STATED EXERCISE:
Beneath this task is a listing; retype all of it exactly.

[Collection entries]
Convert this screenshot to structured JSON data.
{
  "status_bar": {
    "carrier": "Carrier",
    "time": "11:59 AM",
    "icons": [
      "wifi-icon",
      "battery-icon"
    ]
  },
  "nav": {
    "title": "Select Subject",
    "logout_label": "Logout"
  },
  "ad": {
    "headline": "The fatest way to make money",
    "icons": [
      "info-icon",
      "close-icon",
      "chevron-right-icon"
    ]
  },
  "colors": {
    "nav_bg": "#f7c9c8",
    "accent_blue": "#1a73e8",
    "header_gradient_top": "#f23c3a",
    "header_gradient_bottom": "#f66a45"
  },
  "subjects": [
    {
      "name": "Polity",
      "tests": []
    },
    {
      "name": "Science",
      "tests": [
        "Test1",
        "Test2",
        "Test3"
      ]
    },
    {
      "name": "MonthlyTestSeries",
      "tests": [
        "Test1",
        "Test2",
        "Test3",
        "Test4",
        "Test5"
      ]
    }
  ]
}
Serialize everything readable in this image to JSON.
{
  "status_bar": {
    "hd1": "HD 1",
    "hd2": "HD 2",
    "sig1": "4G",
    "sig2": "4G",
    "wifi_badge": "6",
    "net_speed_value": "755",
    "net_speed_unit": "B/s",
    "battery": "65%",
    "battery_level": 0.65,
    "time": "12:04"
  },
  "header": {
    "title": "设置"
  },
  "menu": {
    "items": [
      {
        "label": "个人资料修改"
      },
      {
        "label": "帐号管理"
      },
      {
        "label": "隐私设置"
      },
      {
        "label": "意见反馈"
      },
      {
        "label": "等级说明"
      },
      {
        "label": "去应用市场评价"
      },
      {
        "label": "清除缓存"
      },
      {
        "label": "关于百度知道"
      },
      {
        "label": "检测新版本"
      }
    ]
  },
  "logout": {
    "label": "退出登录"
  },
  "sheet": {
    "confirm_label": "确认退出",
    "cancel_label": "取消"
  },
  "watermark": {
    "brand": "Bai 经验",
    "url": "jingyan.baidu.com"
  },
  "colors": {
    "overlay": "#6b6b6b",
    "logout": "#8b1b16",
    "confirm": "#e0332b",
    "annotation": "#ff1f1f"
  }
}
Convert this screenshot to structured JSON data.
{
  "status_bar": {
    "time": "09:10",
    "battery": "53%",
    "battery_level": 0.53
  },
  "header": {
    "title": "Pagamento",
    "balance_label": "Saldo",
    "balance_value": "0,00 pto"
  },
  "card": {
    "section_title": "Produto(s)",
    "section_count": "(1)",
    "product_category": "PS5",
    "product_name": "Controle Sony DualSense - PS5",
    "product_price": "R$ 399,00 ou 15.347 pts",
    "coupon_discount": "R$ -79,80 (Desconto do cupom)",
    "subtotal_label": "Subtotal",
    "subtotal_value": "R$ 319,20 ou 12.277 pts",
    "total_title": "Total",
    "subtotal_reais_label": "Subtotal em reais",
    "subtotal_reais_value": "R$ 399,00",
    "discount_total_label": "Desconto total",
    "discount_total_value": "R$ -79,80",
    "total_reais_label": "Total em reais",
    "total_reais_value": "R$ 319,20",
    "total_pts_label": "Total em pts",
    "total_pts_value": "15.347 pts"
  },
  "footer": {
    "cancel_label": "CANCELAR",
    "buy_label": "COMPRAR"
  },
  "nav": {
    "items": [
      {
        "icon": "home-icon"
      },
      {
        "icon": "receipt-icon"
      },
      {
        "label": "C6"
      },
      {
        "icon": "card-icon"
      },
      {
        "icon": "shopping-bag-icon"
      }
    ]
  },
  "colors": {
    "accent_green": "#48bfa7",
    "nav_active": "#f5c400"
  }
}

EXERCISE RESPONSE:
Convert this screenshot to structured JSON data.
{
  "status_bar": {
    "carrier": "Carrier",
    "time": "11:59 AM",
    "icons": [
      "wifi-icon",
      "battery-icon"
    ]
  },
  "nav": {
    "title": "Select Subject",
    "logout_label": "Logout"
  },
  "ad": {
    "headline": "The fatest way to make money",
    "icons": [
      "info-icon",
      "close-icon",
      "chevron-right-icon"
    ]
  },
  "colors": {
    "nav_bg": "#f7c9c8",
    "accent_blue": "#1a73e8",
    "header_gradient_top": "#f23c3a",
    "header_gradient_bottom": "#f66a45"
  },
  "subjects": [
    {
      "name": "Polity",
      "tests": []
    },
    {
      "name": "Science",
      "tests": [
        "Test1",
        "Test2",
        "Test3"
      ]
    },
    {
      "name": "MonthlyTestSeries",
      "tests": [
        "Test1",
        "Test2",
        "Test3",
        "Test4",
        "Test5"
      ]
    }
  ]
}
Serialize everything readable in this image to JSON.
{
  "status_bar": {
    "hd1": "HD 1",
    "hd2": "HD 2",
    "sig1": "4G",
    "sig2": "4G",
    "wifi_badge": "6",
    "net_speed_value": "755",
    "net_speed_unit": "B/s",
    "battery": "65%",
    "battery_level": 0.65,
    "time": "12:04"
  },
  "header": {
    "title": "设置"
  },
  "menu": {
    "items": [
      {
        "label": "个人资料修改"
      },
      {
        "label": "帐号管理"
      },
      {
        "label": "隐私设置"
      },
      {
        "label": "意见反馈"
      },
      {
        "label": "等级说明"
      },
      {
        "label": "去应用市场评价"
      },
      {
        "label": "清除缓存"
      },
      {
        "label": "关于百度知道"
      },
      {
        "label": "检测新版本"
      }
    ]
  },
  "logout": {
    "label": "退出登录"
  },
  "sheet": {
    "confirm_label": "确认退出",
    "cancel_label": "取消"
  },
  "watermark": {
    "brand": "Bai 经验",
    "url": "jingyan.baidu.com"
  },
  "colors": {
    "overlay": "#6b6b6b",
    "logout": "#8b1b16",
    "confirm": "#e0332b",
    "annotation": "#ff1f1f"
  }
}
Convert this screenshot to structured JSON data.
{
  "status_bar": {
    "time": "09:10",
    "battery": "53%",
    "battery_level": 0.53
  },
  "header": {
    "title": "Pagamento",
    "balance_label": "Saldo",
    "balance_value": "0,00 pto"
  },
  "card": {
    "section_title": "Produto(s)",
    "section_count": "(1)",
    "product_category": "PS5",
    "product_name": "Controle Sony DualSense - PS5",
    "product_price": "R$ 399,00 ou 15.347 pts",
    "coupon_discount": "R$ -79,80 (Desconto do cupom)",
    "subtotal_label": "Subtotal",
    "subtotal_value": "R$ 319,20 ou 12.277 pts",
    "total_title": "Total",
    "subtotal_reais_label": "Subtotal em reais",
    "subtotal_reais_value": "R$ 399,00",
    "discount_total_label": "Desconto total",
    "discount_total_value": "R$ -79,80",
    "total_reais_label": "Total em reais",
    "total_reais_value": "R$ 319,20",
    "total_pts_label": "Total em pts",
    "total_pts_value": "15.347 pts"
  },
  "footer": {
    "cancel_label": "CANCELAR",
    "buy_label": "COMPRAR"
  },
  "nav": {
    "items": [
      {
        "icon": "home-icon"
      },
      {
        "icon": "receipt-icon"
      },
      {
        "label": "C6"
      },
      {
        "icon": "card-icon"
      },
      {
        "icon": "shopping-bag-icon"
      }
    ]
  },
  "colors": {
    "accent_green": "#48bfa7",
    "nav_active": "#f5c400"
  }
}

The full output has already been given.